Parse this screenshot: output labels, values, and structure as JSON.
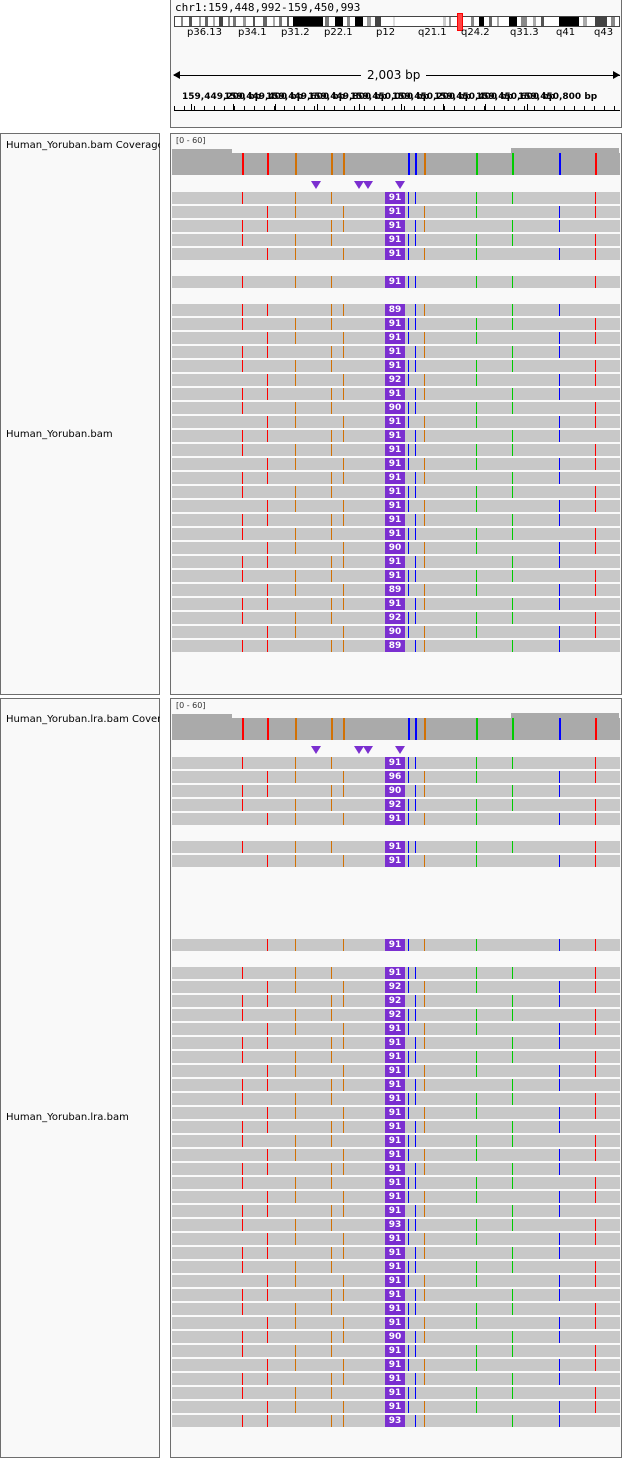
{
  "header": {
    "locus": "chr1:159,448,992-159,450,993",
    "bands": [
      "p36.13",
      "p34.1",
      "p31.2",
      "p22.1",
      "p12",
      "q21.1",
      "q24.2",
      "q31.3",
      "q41",
      "q43"
    ],
    "span": "2,003 bp",
    "ticks": [
      "159,449,200 bp",
      "159,449,400 bp",
      "159,449,600 bp",
      "159,449,800 bp",
      "159,450,000 bp",
      "159,450,200 bp",
      "159,450,400 bp",
      "159,450,600 bp",
      "159,450,800 bp"
    ]
  },
  "tracks": [
    {
      "coverage_name": "Human_Yoruban.bam Coverage",
      "coverage_range": "[0 - 60]",
      "alignment_name": "Human_Yoruban.bam",
      "insertion_counts": [
        "91",
        "91",
        "91",
        "91",
        "91",
        "",
        "91",
        "",
        "89",
        "91",
        "91",
        "91",
        "91",
        "92",
        "91",
        "90",
        "91",
        "91",
        "91",
        "91",
        "91",
        "91",
        "91",
        "91",
        "91",
        "90",
        "91",
        "91",
        "89",
        "91",
        "92",
        "90",
        "89"
      ]
    },
    {
      "coverage_name": "Human_Yoruban.lra.bam Coverage",
      "coverage_range": "[0 - 60]",
      "alignment_name": "Human_Yoruban.lra.bam",
      "insertion_counts": [
        "91",
        "96",
        "90",
        "92",
        "91",
        "",
        "91",
        "91",
        "",
        "",
        "",
        "",
        "",
        "91",
        "",
        "91",
        "92",
        "92",
        "92",
        "91",
        "91",
        "91",
        "91",
        "91",
        "91",
        "91",
        "91",
        "91",
        "91",
        "91",
        "91",
        "91",
        "91",
        "93",
        "91",
        "91",
        "91",
        "91",
        "91",
        "91",
        "91",
        "90",
        "91",
        "91",
        "91",
        "91",
        "91",
        "93"
      ]
    }
  ],
  "colors": {
    "read": "#c8c8c8",
    "insertion": "#7b2fd0",
    "coverage": "#aaaaaa",
    "mismatch_a": "#00cc00",
    "mismatch_c": "#0000ff",
    "mismatch_g": "#d17105",
    "mismatch_t": "#ff0000"
  }
}
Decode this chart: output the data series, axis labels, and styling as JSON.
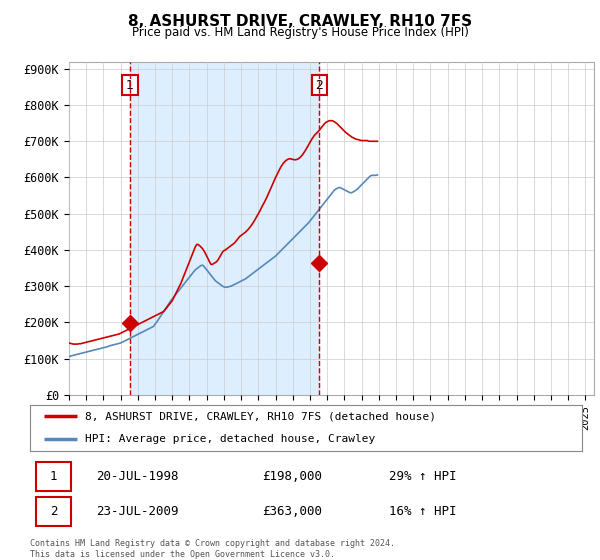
{
  "title": "8, ASHURST DRIVE, CRAWLEY, RH10 7FS",
  "subtitle": "Price paid vs. HM Land Registry's House Price Index (HPI)",
  "ylabel_ticks": [
    "£0",
    "£100K",
    "£200K",
    "£300K",
    "£400K",
    "£500K",
    "£600K",
    "£700K",
    "£800K",
    "£900K"
  ],
  "ytick_values": [
    0,
    100000,
    200000,
    300000,
    400000,
    500000,
    600000,
    700000,
    800000,
    900000
  ],
  "ylim": [
    0,
    920000
  ],
  "xlim": [
    1995.0,
    2025.5
  ],
  "transaction1_year": 1998.55,
  "transaction1_price": 198000,
  "transaction2_year": 2009.55,
  "transaction2_price": 363000,
  "legend_property": "8, ASHURST DRIVE, CRAWLEY, RH10 7FS (detached house)",
  "legend_hpi": "HPI: Average price, detached house, Crawley",
  "footer": "Contains HM Land Registry data © Crown copyright and database right 2024.\nThis data is licensed under the Open Government Licence v3.0.",
  "property_color": "#cc0000",
  "hpi_color": "#5588bb",
  "vline_color": "#cc0000",
  "fill_color": "#ddeeff",
  "background_color": "#ffffff",
  "grid_color": "#cccccc",
  "t1_date": "20-JUL-1998",
  "t2_date": "23-JUL-2009",
  "t1_price_str": "£198,000",
  "t2_price_str": "£363,000",
  "t1_hpi": "29% ↑ HPI",
  "t2_hpi": "16% ↑ HPI",
  "hpi_monthly": {
    "start_year": 1995,
    "start_month": 1,
    "values": [
      105000,
      107000,
      108000,
      109000,
      110000,
      111000,
      112000,
      113000,
      114000,
      115000,
      116000,
      117000,
      118000,
      119000,
      120000,
      121000,
      122000,
      123000,
      124000,
      125000,
      126000,
      127000,
      128000,
      129000,
      130000,
      131000,
      132000,
      133000,
      135000,
      136000,
      137000,
      138000,
      139000,
      140000,
      141000,
      142000,
      143000,
      145000,
      147000,
      149000,
      151000,
      153000,
      155000,
      157000,
      159000,
      161000,
      163000,
      165000,
      167000,
      169000,
      171000,
      173000,
      175000,
      177000,
      179000,
      181000,
      183000,
      185000,
      187000,
      189000,
      195000,
      200000,
      206000,
      212000,
      218000,
      224000,
      230000,
      236000,
      242000,
      248000,
      254000,
      260000,
      265000,
      270000,
      275000,
      280000,
      285000,
      290000,
      295000,
      300000,
      305000,
      310000,
      315000,
      320000,
      325000,
      330000,
      335000,
      340000,
      345000,
      348000,
      351000,
      354000,
      357000,
      358000,
      355000,
      350000,
      345000,
      340000,
      335000,
      330000,
      325000,
      320000,
      315000,
      312000,
      309000,
      306000,
      303000,
      300000,
      298000,
      297000,
      297000,
      298000,
      299000,
      300000,
      302000,
      304000,
      306000,
      308000,
      310000,
      312000,
      314000,
      316000,
      318000,
      320000,
      323000,
      326000,
      329000,
      332000,
      335000,
      338000,
      341000,
      344000,
      347000,
      350000,
      353000,
      356000,
      359000,
      362000,
      365000,
      368000,
      371000,
      374000,
      377000,
      380000,
      383000,
      387000,
      391000,
      395000,
      399000,
      403000,
      407000,
      411000,
      415000,
      419000,
      423000,
      427000,
      431000,
      435000,
      439000,
      443000,
      447000,
      451000,
      455000,
      459000,
      463000,
      467000,
      471000,
      475000,
      480000,
      485000,
      490000,
      495000,
      500000,
      505000,
      510000,
      515000,
      520000,
      525000,
      530000,
      535000,
      540000,
      545000,
      550000,
      555000,
      560000,
      565000,
      568000,
      570000,
      572000,
      572000,
      570000,
      568000,
      566000,
      564000,
      562000,
      560000,
      558000,
      558000,
      560000,
      562000,
      565000,
      568000,
      572000,
      576000,
      580000,
      584000,
      588000,
      592000,
      596000,
      600000,
      604000,
      606000,
      606000,
      606000,
      606000,
      607000
    ]
  },
  "prop_monthly": {
    "start_year": 1995,
    "start_month": 1,
    "values": [
      143000,
      142000,
      141000,
      140000,
      140000,
      140000,
      140000,
      141000,
      141000,
      142000,
      143000,
      144000,
      145000,
      146000,
      147000,
      148000,
      149000,
      150000,
      151000,
      152000,
      153000,
      154000,
      155000,
      156000,
      157000,
      158000,
      159000,
      160000,
      161000,
      162000,
      163000,
      164000,
      165000,
      166000,
      167000,
      168000,
      170000,
      172000,
      174000,
      176000,
      178000,
      180000,
      182000,
      184000,
      186000,
      188000,
      190000,
      192000,
      194000,
      196000,
      198000,
      200000,
      202000,
      204000,
      206000,
      208000,
      210000,
      212000,
      214000,
      216000,
      218000,
      220000,
      222000,
      224000,
      226000,
      228000,
      230000,
      235000,
      240000,
      245000,
      250000,
      255000,
      260000,
      268000,
      276000,
      284000,
      292000,
      300000,
      308000,
      318000,
      328000,
      338000,
      348000,
      358000,
      368000,
      378000,
      388000,
      398000,
      408000,
      415000,
      415000,
      412000,
      408000,
      404000,
      398000,
      391000,
      383000,
      375000,
      367000,
      360000,
      360000,
      363000,
      365000,
      368000,
      373000,
      380000,
      387000,
      394000,
      398000,
      400000,
      403000,
      406000,
      409000,
      412000,
      415000,
      418000,
      422000,
      427000,
      432000,
      437000,
      440000,
      443000,
      446000,
      449000,
      453000,
      457000,
      462000,
      467000,
      473000,
      479000,
      486000,
      493000,
      500000,
      507000,
      515000,
      523000,
      530000,
      538000,
      546000,
      555000,
      564000,
      573000,
      582000,
      591000,
      600000,
      608000,
      616000,
      624000,
      631000,
      637000,
      642000,
      646000,
      649000,
      651000,
      652000,
      651000,
      650000,
      649000,
      649000,
      650000,
      652000,
      655000,
      659000,
      664000,
      670000,
      676000,
      683000,
      690000,
      697000,
      704000,
      710000,
      716000,
      720000,
      724000,
      728000,
      733000,
      738000,
      743000,
      748000,
      752000,
      754000,
      756000,
      757000,
      757000,
      756000,
      754000,
      751000,
      748000,
      744000,
      740000,
      736000,
      732000,
      728000,
      724000,
      721000,
      718000,
      715000,
      712000,
      710000,
      708000,
      706000,
      705000,
      704000,
      703000,
      702000,
      702000,
      702000,
      702000,
      702000,
      700000,
      700000,
      700000,
      700000,
      700000,
      700000,
      700000
    ]
  }
}
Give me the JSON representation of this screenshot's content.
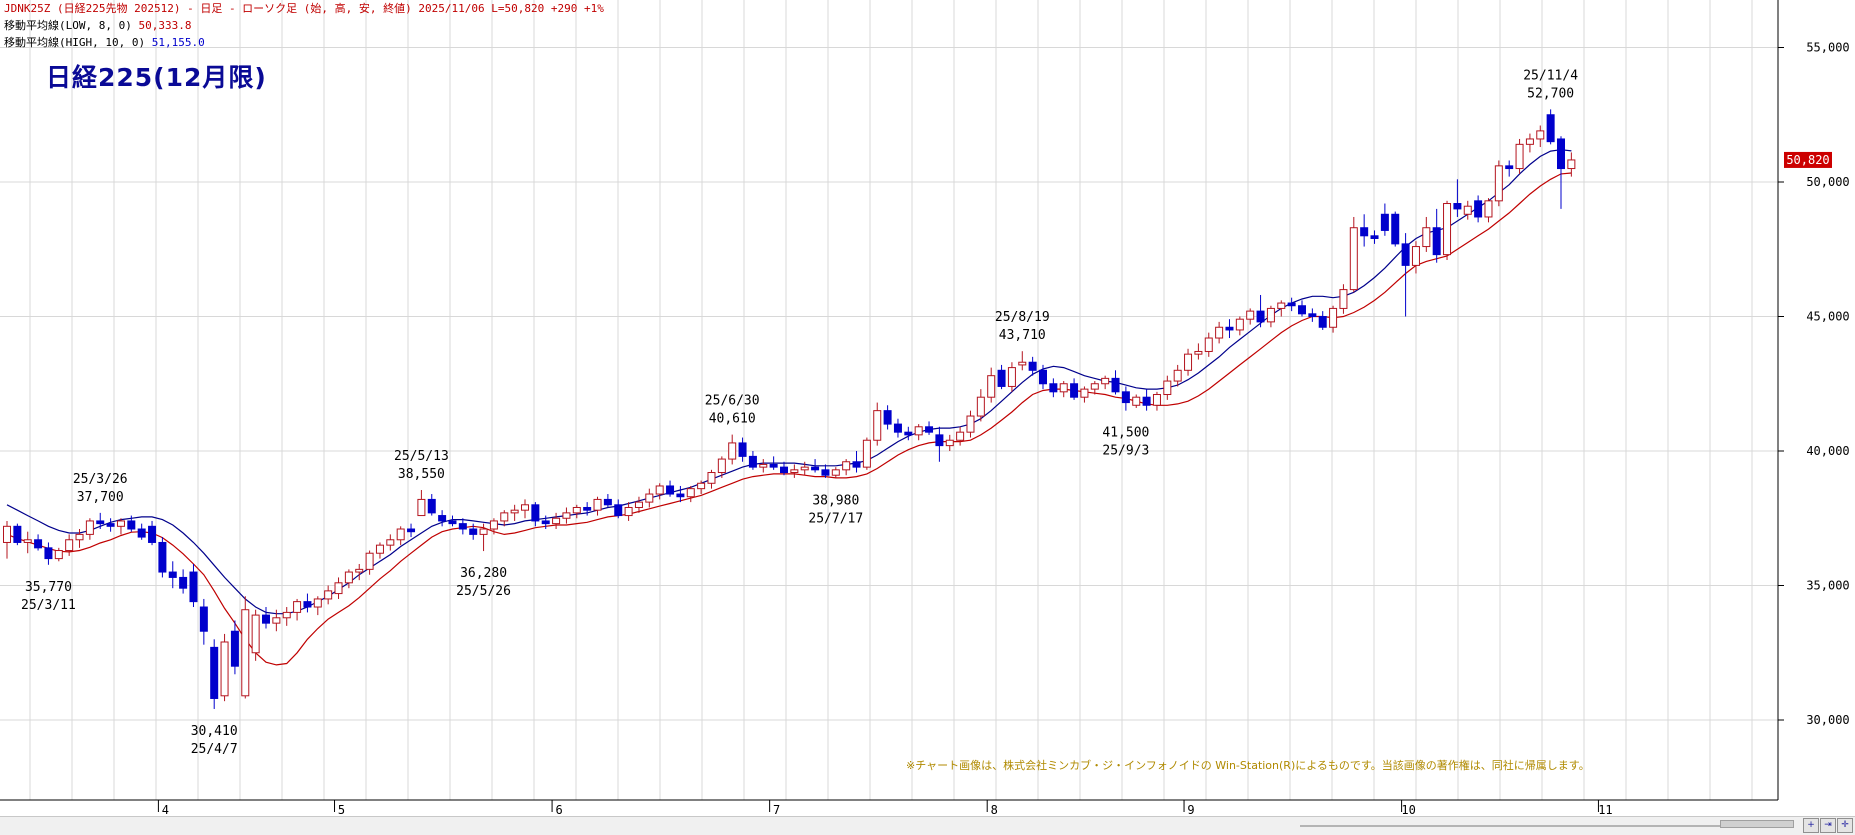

**INSTRUCTIONS FOR THE TASK**
Show the lines from the data above that contain the string "ASHURST".

**ANSWER TO THE EXERCISE**
  "title": "8, ASHURST DRIVE, CRAWLEY, RH10 7FS",
  "legend_property": "8, ASHURST DRIVE, CRAWLEY, RH10 7FS (detached house)",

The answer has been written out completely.